== Description of the task ==
Check each line of the data for "name" and select those that have it.
● ● ● ●
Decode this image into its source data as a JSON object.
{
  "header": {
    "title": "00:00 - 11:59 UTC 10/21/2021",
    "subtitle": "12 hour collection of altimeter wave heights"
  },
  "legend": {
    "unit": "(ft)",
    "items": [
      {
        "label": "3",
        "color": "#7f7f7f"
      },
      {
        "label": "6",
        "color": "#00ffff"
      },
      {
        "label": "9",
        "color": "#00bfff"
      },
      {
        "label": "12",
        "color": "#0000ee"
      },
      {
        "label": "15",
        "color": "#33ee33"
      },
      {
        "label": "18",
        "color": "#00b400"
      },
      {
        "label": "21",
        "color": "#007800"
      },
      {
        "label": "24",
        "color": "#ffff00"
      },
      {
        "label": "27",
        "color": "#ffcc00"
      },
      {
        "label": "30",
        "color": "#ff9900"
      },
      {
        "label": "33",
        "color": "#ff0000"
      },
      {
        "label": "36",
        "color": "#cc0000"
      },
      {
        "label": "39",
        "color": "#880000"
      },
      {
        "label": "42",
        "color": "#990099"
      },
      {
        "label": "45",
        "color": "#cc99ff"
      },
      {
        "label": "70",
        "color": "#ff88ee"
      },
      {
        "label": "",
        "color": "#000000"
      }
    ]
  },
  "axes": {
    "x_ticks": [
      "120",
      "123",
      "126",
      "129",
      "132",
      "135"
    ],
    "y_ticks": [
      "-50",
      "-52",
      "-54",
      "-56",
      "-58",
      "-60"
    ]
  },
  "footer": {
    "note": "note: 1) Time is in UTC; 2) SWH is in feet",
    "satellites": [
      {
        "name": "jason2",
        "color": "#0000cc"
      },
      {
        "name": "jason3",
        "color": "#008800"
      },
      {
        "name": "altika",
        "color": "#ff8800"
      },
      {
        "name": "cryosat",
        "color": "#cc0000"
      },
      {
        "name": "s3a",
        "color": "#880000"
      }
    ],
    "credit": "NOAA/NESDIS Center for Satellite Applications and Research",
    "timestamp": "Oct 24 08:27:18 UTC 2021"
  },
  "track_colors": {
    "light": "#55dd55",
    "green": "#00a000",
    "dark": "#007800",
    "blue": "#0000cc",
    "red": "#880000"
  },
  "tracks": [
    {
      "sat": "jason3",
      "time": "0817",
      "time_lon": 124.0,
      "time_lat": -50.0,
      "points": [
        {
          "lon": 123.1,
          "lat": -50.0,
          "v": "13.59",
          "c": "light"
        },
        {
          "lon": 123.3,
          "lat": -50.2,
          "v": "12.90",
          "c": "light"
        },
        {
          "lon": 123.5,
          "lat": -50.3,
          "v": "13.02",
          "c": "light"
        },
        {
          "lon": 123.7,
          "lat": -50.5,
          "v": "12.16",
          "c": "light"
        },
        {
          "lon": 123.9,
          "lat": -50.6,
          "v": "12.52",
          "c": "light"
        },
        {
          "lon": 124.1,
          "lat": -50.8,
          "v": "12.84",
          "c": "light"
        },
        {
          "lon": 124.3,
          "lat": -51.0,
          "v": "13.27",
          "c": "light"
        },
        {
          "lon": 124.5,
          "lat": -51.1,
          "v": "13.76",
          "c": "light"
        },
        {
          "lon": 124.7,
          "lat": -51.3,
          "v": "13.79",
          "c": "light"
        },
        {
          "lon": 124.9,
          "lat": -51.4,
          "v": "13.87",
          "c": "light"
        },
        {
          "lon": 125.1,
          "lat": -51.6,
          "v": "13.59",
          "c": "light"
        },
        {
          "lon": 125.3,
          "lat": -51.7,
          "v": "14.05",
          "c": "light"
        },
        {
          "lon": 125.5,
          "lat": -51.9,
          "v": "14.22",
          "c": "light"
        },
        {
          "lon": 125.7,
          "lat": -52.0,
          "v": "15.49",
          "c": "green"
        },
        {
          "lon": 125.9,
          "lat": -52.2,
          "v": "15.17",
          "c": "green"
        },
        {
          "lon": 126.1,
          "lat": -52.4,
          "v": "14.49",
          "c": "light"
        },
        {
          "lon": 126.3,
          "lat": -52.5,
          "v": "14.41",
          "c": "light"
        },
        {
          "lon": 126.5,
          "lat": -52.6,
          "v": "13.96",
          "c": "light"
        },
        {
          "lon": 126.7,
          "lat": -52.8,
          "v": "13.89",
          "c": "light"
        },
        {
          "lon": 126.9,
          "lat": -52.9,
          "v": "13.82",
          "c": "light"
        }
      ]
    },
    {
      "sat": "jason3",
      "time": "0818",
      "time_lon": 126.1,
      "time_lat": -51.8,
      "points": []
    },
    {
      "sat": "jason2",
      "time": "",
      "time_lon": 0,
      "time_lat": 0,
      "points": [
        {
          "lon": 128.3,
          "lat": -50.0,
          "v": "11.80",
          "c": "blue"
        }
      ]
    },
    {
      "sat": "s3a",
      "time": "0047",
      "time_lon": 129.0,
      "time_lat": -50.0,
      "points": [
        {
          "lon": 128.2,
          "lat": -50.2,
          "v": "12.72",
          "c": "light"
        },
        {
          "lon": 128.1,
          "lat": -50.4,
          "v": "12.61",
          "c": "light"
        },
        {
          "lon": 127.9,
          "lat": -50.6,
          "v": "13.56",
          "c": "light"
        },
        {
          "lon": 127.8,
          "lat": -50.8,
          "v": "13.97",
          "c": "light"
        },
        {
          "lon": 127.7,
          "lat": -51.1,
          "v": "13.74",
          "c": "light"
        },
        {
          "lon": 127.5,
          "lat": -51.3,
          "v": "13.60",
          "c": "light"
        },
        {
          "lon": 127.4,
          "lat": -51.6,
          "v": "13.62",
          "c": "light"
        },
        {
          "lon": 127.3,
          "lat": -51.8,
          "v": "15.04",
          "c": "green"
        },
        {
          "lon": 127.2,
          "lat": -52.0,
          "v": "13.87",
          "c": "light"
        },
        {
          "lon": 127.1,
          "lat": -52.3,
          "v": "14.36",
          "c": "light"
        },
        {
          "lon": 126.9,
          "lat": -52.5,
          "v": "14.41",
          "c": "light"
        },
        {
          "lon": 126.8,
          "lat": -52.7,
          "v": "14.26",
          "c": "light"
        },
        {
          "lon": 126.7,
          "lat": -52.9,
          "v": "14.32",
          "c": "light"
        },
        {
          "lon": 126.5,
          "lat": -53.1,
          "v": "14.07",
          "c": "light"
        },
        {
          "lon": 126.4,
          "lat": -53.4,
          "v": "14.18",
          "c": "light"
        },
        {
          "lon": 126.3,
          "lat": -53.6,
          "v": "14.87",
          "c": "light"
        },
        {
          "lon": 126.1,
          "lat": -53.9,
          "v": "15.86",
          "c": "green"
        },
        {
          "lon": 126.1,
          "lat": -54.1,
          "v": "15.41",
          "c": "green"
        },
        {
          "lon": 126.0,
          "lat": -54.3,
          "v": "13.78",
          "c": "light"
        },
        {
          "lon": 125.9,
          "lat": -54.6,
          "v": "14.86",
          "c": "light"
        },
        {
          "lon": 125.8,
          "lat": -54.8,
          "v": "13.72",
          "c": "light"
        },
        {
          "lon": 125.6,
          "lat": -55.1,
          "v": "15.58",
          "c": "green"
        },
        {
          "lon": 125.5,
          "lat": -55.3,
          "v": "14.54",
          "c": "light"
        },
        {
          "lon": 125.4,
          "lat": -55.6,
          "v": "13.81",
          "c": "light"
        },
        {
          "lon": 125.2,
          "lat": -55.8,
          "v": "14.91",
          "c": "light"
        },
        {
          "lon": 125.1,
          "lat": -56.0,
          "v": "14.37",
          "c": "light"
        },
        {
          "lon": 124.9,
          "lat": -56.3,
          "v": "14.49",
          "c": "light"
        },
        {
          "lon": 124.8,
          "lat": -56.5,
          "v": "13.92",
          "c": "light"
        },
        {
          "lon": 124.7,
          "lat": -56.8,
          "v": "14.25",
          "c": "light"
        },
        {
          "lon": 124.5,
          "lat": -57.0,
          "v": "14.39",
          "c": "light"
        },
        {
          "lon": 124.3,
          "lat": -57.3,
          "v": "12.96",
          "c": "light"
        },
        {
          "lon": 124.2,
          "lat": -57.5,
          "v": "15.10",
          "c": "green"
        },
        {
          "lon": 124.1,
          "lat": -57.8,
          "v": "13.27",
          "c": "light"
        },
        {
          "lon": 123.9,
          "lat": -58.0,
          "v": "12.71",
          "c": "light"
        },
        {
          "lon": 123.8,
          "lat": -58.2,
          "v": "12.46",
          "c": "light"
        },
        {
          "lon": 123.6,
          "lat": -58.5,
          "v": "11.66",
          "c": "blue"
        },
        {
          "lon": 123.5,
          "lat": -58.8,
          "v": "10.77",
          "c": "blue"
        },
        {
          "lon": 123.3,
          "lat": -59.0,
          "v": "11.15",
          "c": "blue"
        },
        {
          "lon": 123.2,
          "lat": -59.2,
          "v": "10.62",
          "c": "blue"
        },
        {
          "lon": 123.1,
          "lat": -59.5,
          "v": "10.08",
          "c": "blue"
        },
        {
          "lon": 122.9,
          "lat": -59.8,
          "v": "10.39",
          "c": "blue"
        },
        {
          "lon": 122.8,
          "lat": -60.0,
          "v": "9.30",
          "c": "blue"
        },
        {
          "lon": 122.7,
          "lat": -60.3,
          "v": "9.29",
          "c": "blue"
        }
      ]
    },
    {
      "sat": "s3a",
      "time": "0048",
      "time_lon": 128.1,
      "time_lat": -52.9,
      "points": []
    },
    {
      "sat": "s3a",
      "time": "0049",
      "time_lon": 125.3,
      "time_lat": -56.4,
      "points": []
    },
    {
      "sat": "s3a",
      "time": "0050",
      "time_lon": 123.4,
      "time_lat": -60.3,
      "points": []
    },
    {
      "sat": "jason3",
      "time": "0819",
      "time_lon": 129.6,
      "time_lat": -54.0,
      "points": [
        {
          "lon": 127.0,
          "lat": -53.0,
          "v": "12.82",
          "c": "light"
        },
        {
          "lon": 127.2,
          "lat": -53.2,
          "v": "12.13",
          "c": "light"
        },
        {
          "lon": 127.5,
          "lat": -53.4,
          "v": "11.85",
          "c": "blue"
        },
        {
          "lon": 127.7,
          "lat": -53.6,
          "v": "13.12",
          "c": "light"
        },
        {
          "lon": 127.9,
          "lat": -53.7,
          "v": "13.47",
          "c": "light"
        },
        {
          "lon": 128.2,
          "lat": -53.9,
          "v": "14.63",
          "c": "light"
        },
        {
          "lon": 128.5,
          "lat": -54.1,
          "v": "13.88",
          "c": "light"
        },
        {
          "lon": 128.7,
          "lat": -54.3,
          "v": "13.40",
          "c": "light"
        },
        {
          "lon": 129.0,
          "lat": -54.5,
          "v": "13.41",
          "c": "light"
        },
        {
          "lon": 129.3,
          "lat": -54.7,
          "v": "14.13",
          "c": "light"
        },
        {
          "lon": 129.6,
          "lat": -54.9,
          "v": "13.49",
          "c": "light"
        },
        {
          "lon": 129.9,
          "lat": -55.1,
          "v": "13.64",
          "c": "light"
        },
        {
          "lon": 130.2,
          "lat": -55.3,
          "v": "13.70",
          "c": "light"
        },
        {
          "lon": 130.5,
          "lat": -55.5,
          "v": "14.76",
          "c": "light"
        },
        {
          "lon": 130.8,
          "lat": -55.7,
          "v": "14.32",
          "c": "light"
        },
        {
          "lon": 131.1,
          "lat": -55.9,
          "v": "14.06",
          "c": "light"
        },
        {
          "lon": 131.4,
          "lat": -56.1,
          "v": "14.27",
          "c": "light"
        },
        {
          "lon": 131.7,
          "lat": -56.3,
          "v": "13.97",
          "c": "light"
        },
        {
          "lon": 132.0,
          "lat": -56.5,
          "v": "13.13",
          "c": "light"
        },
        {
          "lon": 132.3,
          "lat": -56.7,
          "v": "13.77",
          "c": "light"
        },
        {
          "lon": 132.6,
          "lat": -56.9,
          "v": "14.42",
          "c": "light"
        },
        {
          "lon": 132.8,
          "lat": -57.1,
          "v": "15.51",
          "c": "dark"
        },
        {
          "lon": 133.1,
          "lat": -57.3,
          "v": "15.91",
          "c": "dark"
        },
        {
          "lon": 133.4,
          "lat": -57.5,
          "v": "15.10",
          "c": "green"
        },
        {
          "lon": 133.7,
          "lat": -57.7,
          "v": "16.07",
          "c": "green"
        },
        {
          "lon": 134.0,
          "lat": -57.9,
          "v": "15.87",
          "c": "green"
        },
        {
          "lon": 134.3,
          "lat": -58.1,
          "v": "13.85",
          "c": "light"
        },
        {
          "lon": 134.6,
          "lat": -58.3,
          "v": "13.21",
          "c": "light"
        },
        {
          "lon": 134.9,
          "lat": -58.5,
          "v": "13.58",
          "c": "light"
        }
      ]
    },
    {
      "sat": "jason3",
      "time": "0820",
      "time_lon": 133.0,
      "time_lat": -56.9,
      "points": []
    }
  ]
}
● ● ● ●
== Exercise output ==
        "name": "jason2",
        "name": "jason3",
        "name": "altika",
        "name": "cryosat",
        "name": "s3a",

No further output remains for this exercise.